### SET PROBLEM
Provide the count of lines that hold "JSON" and no other output.

---

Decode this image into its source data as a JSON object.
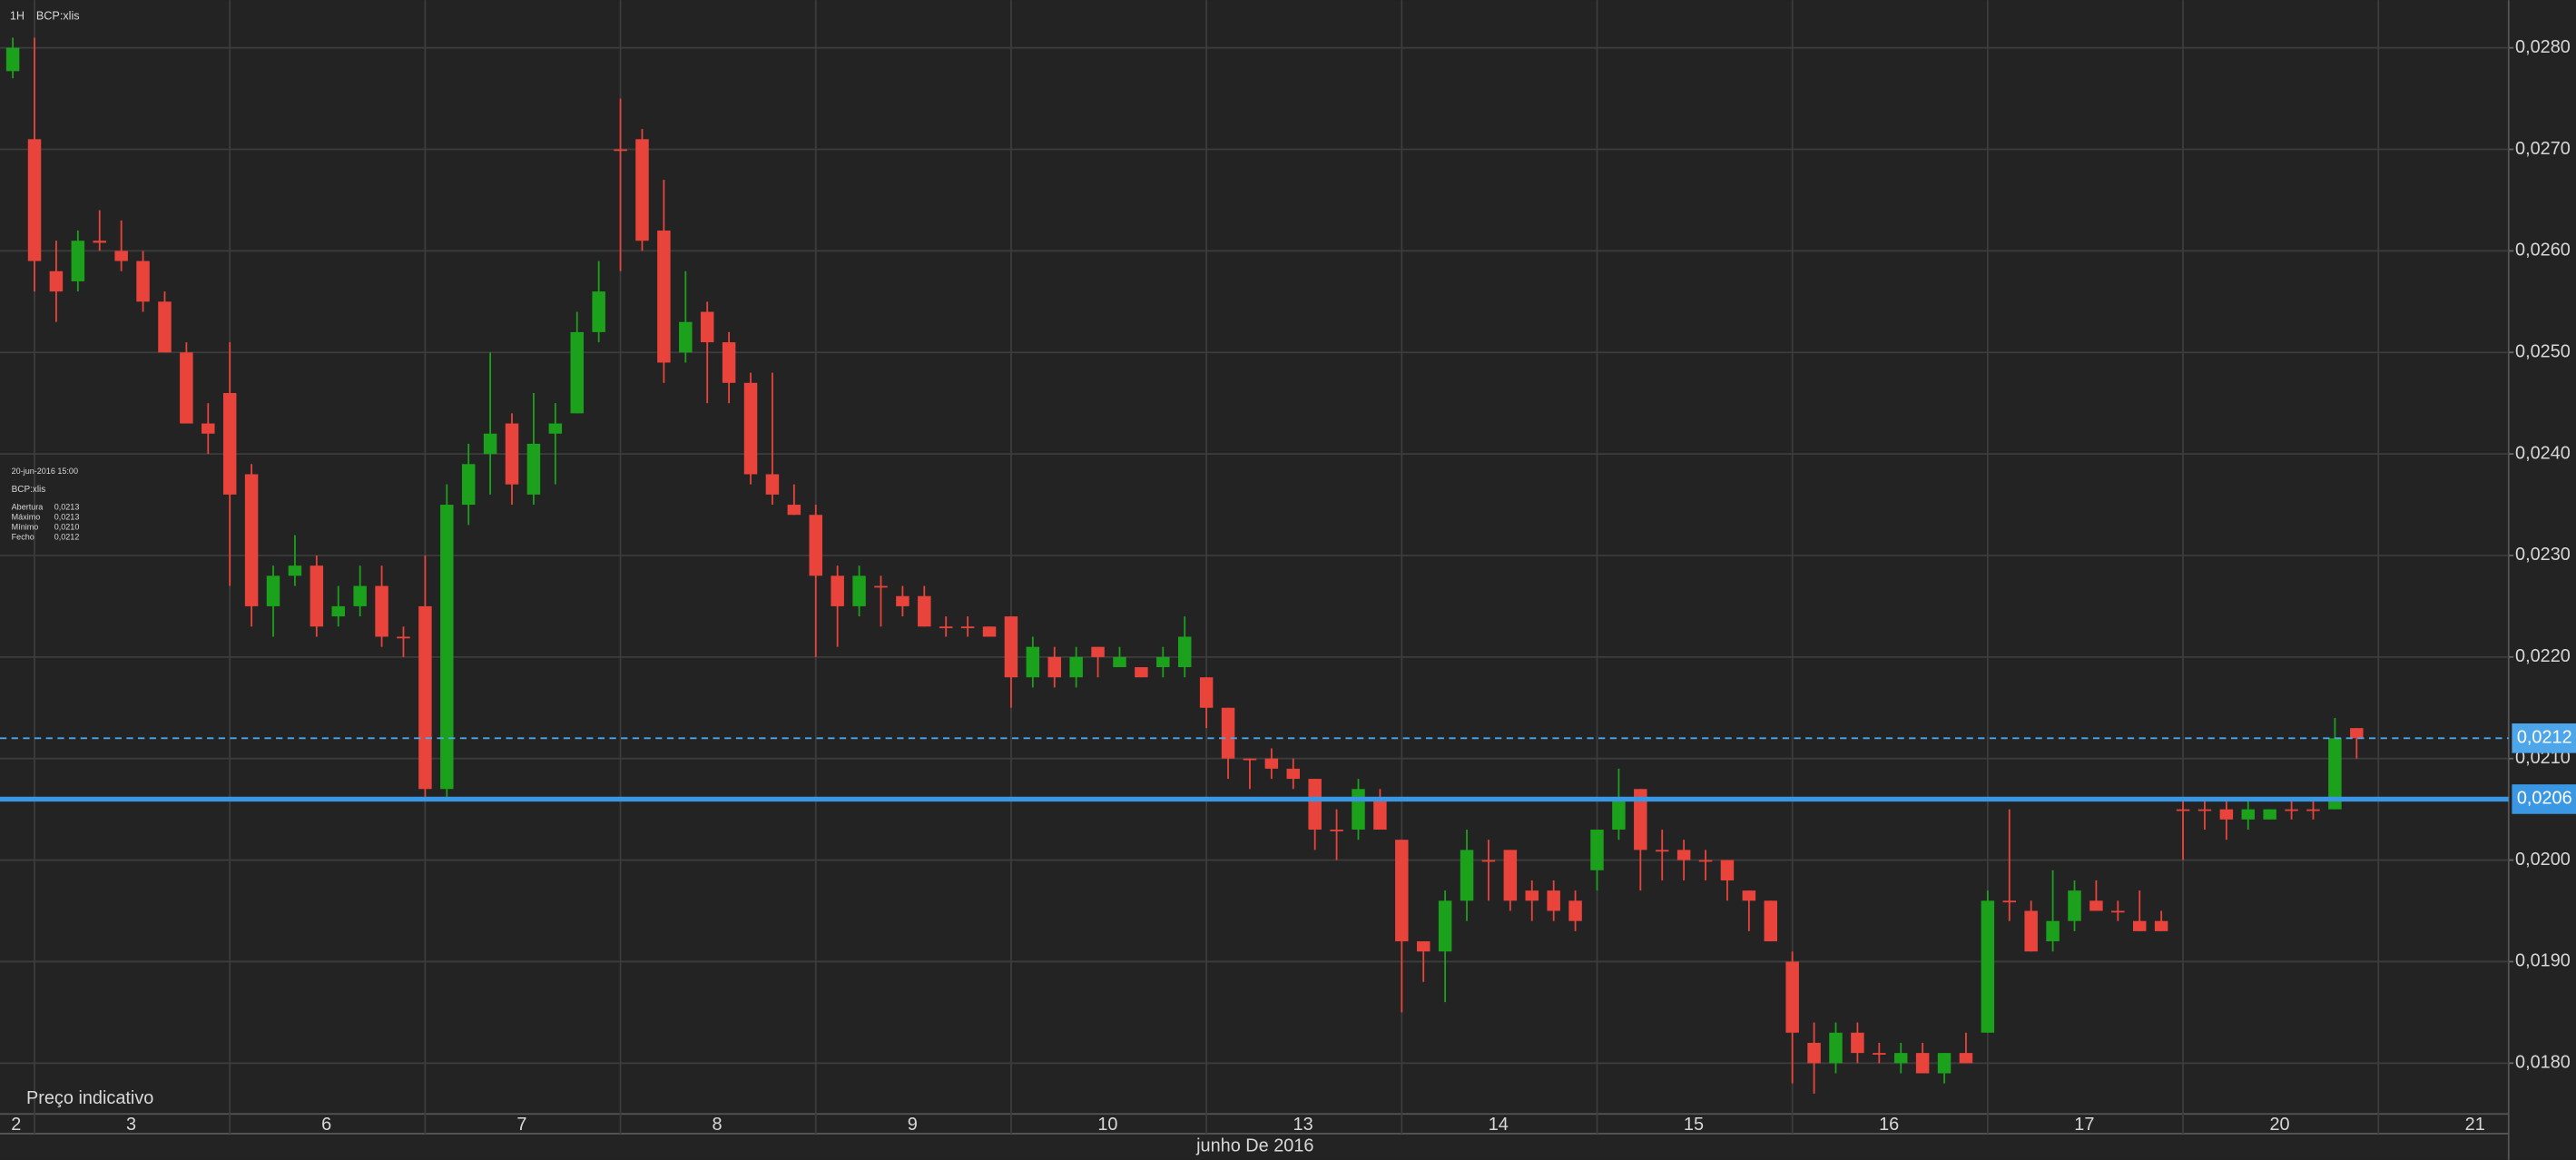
{
  "header": {
    "interval": "1H",
    "symbol": "BCP:xlis"
  },
  "info_box": {
    "time": "20-jun-2016 15:00",
    "symbol": "BCP:xlis",
    "rows": [
      {
        "label": "Abertura",
        "value": "0,0213"
      },
      {
        "label": "Máximo",
        "value": "0,0213"
      },
      {
        "label": "Mínimo",
        "value": "0,0210"
      },
      {
        "label": "Fecho",
        "value": "0,0212"
      }
    ]
  },
  "footer_note": "Preço indicativo",
  "chart_data": {
    "type": "candlestick",
    "xlabel": "junho De 2016",
    "categories": [
      "2",
      null,
      null,
      null,
      null,
      "3",
      null,
      null,
      null,
      null,
      null,
      null,
      null,
      null,
      "6",
      null,
      null,
      null,
      null,
      null,
      null,
      null,
      null,
      "7",
      null,
      null,
      null,
      null,
      null,
      null,
      null,
      null,
      "8",
      null,
      null,
      null,
      null,
      null,
      null,
      null,
      null,
      "9",
      null,
      null,
      null,
      null,
      null,
      null,
      null,
      null,
      "10",
      null,
      null,
      null,
      null,
      null,
      null,
      null,
      null,
      "13",
      null,
      null,
      null,
      null,
      null,
      null,
      null,
      null,
      "14",
      null,
      null,
      null,
      null,
      null,
      null,
      null,
      null,
      "15",
      null,
      null,
      null,
      null,
      null,
      null,
      null,
      null,
      "16",
      null,
      null,
      null,
      null,
      null,
      null,
      null,
      null,
      "17",
      null,
      null,
      null,
      null,
      null,
      null,
      null,
      null,
      "20",
      null,
      null,
      null,
      null,
      null,
      null,
      null,
      null,
      "21",
      null,
      null,
      null,
      null
    ],
    "open": [
      0.02777,
      0.0271,
      0.0258,
      0.0257,
      0.0261,
      0.026,
      0.0259,
      0.0255,
      0.025,
      0.0243,
      0.0246,
      0.0238,
      0.0225,
      0.0228,
      0.0229,
      0.0224,
      0.0225,
      0.0227,
      0.0222,
      0.0225,
      0.0207,
      0.0235,
      0.024,
      0.0243,
      0.0236,
      0.0242,
      0.0244,
      0.0252,
      0.027,
      0.0271,
      0.0262,
      0.025,
      0.0254,
      0.0251,
      0.0247,
      0.0238,
      0.0235,
      0.0234,
      0.0228,
      0.0225,
      0.0227,
      0.0226,
      0.0226,
      0.0223,
      0.0223,
      0.0223,
      0.0224,
      0.0218,
      0.022,
      0.0218,
      0.0221,
      0.0219,
      0.0219,
      0.0219,
      0.0219,
      0.0218,
      0.0215,
      0.021,
      0.021,
      0.0209,
      0.0208,
      0.0203,
      0.0203,
      0.0206,
      0.0202,
      0.0192,
      0.0191,
      0.0196,
      0.02,
      0.0201,
      0.0197,
      0.0197,
      0.0196,
      0.0199,
      0.0203,
      0.0207,
      0.0201,
      0.0201,
      0.02,
      0.02,
      0.0197,
      0.0196,
      0.019,
      0.0182,
      0.018,
      0.0183,
      0.0181,
      0.018,
      0.0181,
      0.0179,
      0.0181,
      0.0183,
      0.0196,
      0.0195,
      0.0192,
      0.0194,
      0.0196,
      0.0195,
      0.0194,
      0.0194,
      0.0205,
      0.0205,
      0.0205,
      0.0204,
      0.0204,
      0.0205,
      0.0205,
      0.0205,
      0.0213,
      null,
      null,
      null,
      null,
      null,
      null,
      null,
      null,
      null
    ],
    "high": [
      0.0281,
      0.0281,
      0.0261,
      0.0262,
      0.0264,
      0.0263,
      0.026,
      0.0256,
      0.0251,
      0.0245,
      0.0251,
      0.0239,
      0.0229,
      0.0232,
      0.023,
      0.0227,
      0.0229,
      0.0229,
      0.0223,
      0.023,
      0.0237,
      0.0241,
      0.025,
      0.0244,
      0.0246,
      0.0245,
      0.0254,
      0.0259,
      0.0275,
      0.0272,
      0.0267,
      0.0258,
      0.0255,
      0.0252,
      0.0248,
      0.0248,
      0.0237,
      0.0235,
      0.0229,
      0.0229,
      0.0228,
      0.0227,
      0.0227,
      0.0224,
      0.0224,
      0.0223,
      0.0224,
      0.0222,
      0.0221,
      0.0221,
      0.0221,
      0.0221,
      0.0219,
      0.0221,
      0.0224,
      0.0218,
      0.0215,
      0.021,
      0.0211,
      0.021,
      0.0208,
      0.0205,
      0.0208,
      0.0207,
      0.0202,
      0.0192,
      0.0197,
      0.0203,
      0.0202,
      0.0201,
      0.0198,
      0.0198,
      0.0197,
      0.0203,
      0.0209,
      0.0207,
      0.0203,
      0.0202,
      0.0201,
      0.02,
      0.0197,
      0.0196,
      0.0191,
      0.0184,
      0.0184,
      0.0184,
      0.0182,
      0.0182,
      0.0182,
      0.0181,
      0.0183,
      0.0197,
      0.0205,
      0.0196,
      0.0199,
      0.0198,
      0.0198,
      0.0196,
      0.0197,
      0.0195,
      0.0206,
      0.0206,
      0.0206,
      0.0206,
      0.0205,
      0.0206,
      0.0206,
      0.0214,
      0.0213,
      null,
      null,
      null,
      null,
      null,
      null,
      null,
      null,
      null
    ],
    "low": [
      0.0277,
      0.0256,
      0.0253,
      0.0256,
      0.026,
      0.0258,
      0.0254,
      0.025,
      0.0243,
      0.024,
      0.0227,
      0.0223,
      0.0222,
      0.0227,
      0.0222,
      0.0223,
      0.0224,
      0.0221,
      0.022,
      0.0206,
      0.0206,
      0.0233,
      0.0236,
      0.0235,
      0.0235,
      0.0237,
      0.0244,
      0.0251,
      0.0258,
      0.026,
      0.0247,
      0.0249,
      0.0245,
      0.0245,
      0.0237,
      0.0235,
      0.0234,
      0.022,
      0.0221,
      0.0224,
      0.0223,
      0.0224,
      0.0223,
      0.0222,
      0.0222,
      0.0222,
      0.0215,
      0.0217,
      0.0217,
      0.0217,
      0.0218,
      0.0219,
      0.0218,
      0.0218,
      0.0218,
      0.0213,
      0.0208,
      0.0207,
      0.0208,
      0.0207,
      0.0201,
      0.02,
      0.0202,
      0.0203,
      0.0185,
      0.0188,
      0.0186,
      0.0194,
      0.0196,
      0.0195,
      0.0194,
      0.0194,
      0.0193,
      0.0197,
      0.0202,
      0.0197,
      0.0198,
      0.0198,
      0.0198,
      0.0196,
      0.0193,
      0.0192,
      0.0178,
      0.0177,
      0.0179,
      0.018,
      0.018,
      0.0179,
      0.0179,
      0.0178,
      0.018,
      0.0183,
      0.0194,
      0.0191,
      0.0191,
      0.0193,
      0.0195,
      0.0194,
      0.0193,
      0.0193,
      0.02,
      0.0203,
      0.0202,
      0.0203,
      0.0204,
      0.0204,
      0.0204,
      0.0205,
      0.021,
      null,
      null,
      null,
      null,
      null,
      null,
      null,
      null,
      null
    ],
    "close": [
      0.028,
      0.0259,
      0.0256,
      0.0261,
      0.02608,
      0.0259,
      0.0255,
      0.025,
      0.0243,
      0.0242,
      0.0236,
      0.0225,
      0.0228,
      0.0229,
      0.0223,
      0.0225,
      0.0227,
      0.0222,
      0.0222,
      0.0207,
      0.0235,
      0.0239,
      0.0242,
      0.0237,
      0.0241,
      0.0243,
      0.0252,
      0.0256,
      0.027,
      0.0261,
      0.0249,
      0.0253,
      0.0251,
      0.0247,
      0.0238,
      0.0236,
      0.0234,
      0.0228,
      0.0225,
      0.0228,
      0.0227,
      0.0225,
      0.0223,
      0.0223,
      0.0223,
      0.0222,
      0.0218,
      0.0221,
      0.0218,
      0.022,
      0.022,
      0.022,
      0.0218,
      0.022,
      0.0222,
      0.0215,
      0.021,
      0.021,
      0.0209,
      0.0208,
      0.0203,
      0.0203,
      0.0207,
      0.0203,
      0.0192,
      0.0191,
      0.0196,
      0.0201,
      0.02,
      0.0196,
      0.0196,
      0.0195,
      0.0194,
      0.0203,
      0.0206,
      0.0201,
      0.0201,
      0.02,
      0.02,
      0.0198,
      0.0196,
      0.0192,
      0.0183,
      0.018,
      0.0183,
      0.0181,
      0.0181,
      0.0181,
      0.0179,
      0.0181,
      0.018,
      0.0196,
      0.0196,
      0.0191,
      0.0194,
      0.0197,
      0.0195,
      0.0195,
      0.0193,
      0.0193,
      0.0205,
      0.0205,
      0.0204,
      0.0205,
      0.0205,
      0.0205,
      0.0205,
      0.0212,
      0.0212,
      null,
      null,
      null,
      null,
      null,
      null,
      null,
      null,
      null
    ],
    "up_color": "#1ba11b",
    "down_color": "#e8443b",
    "grid": true,
    "ylim": [
      0.0175,
      0.02847
    ],
    "yticks": [
      {
        "value": 0.018,
        "label": "0,0180"
      },
      {
        "value": 0.019,
        "label": "0,0190"
      },
      {
        "value": 0.02,
        "label": "0,0200"
      },
      {
        "value": 0.021,
        "label": "0,0210"
      },
      {
        "value": 0.022,
        "label": "0,0220"
      },
      {
        "value": 0.023,
        "label": "0,0230"
      },
      {
        "value": 0.024,
        "label": "0,0240"
      },
      {
        "value": 0.025,
        "label": "0,0250"
      },
      {
        "value": 0.026,
        "label": "0,0260"
      },
      {
        "value": 0.027,
        "label": "0,0270"
      },
      {
        "value": 0.028,
        "label": "0,0280"
      }
    ],
    "price_lines": [
      {
        "value": 0.0212,
        "label": "0,0212",
        "style": "dashed",
        "color": "#4ea6ea"
      },
      {
        "value": 0.0206,
        "label": "0,0206",
        "style": "solid",
        "color": "#3a97e4"
      }
    ]
  }
}
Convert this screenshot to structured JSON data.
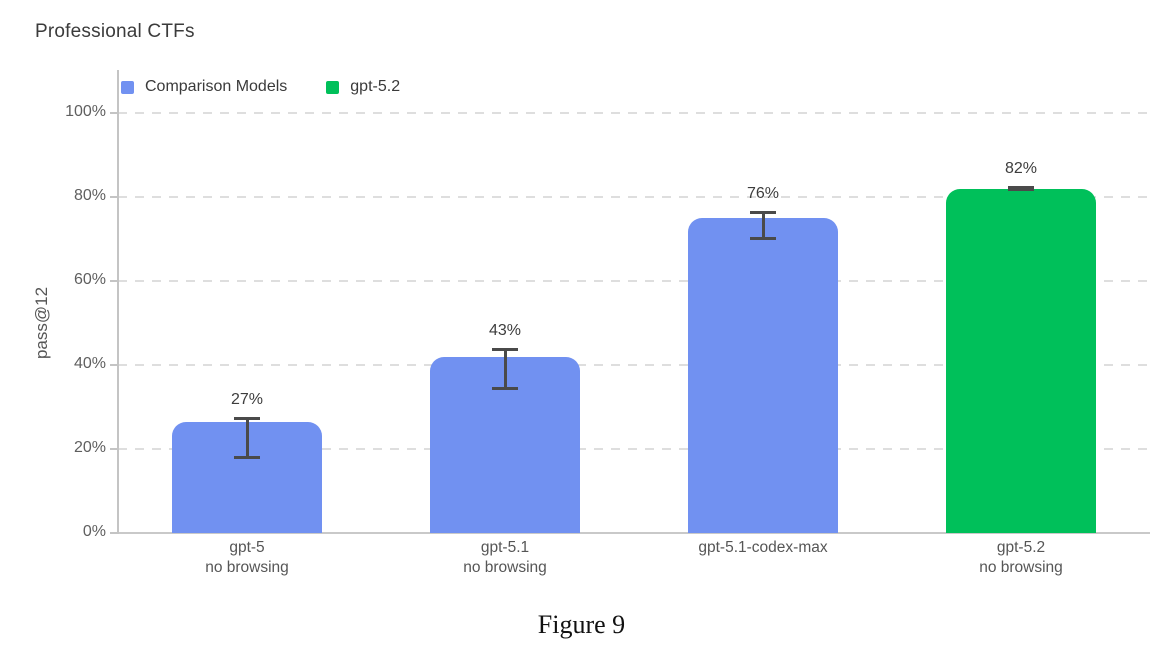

---

### THE RESPONSE
2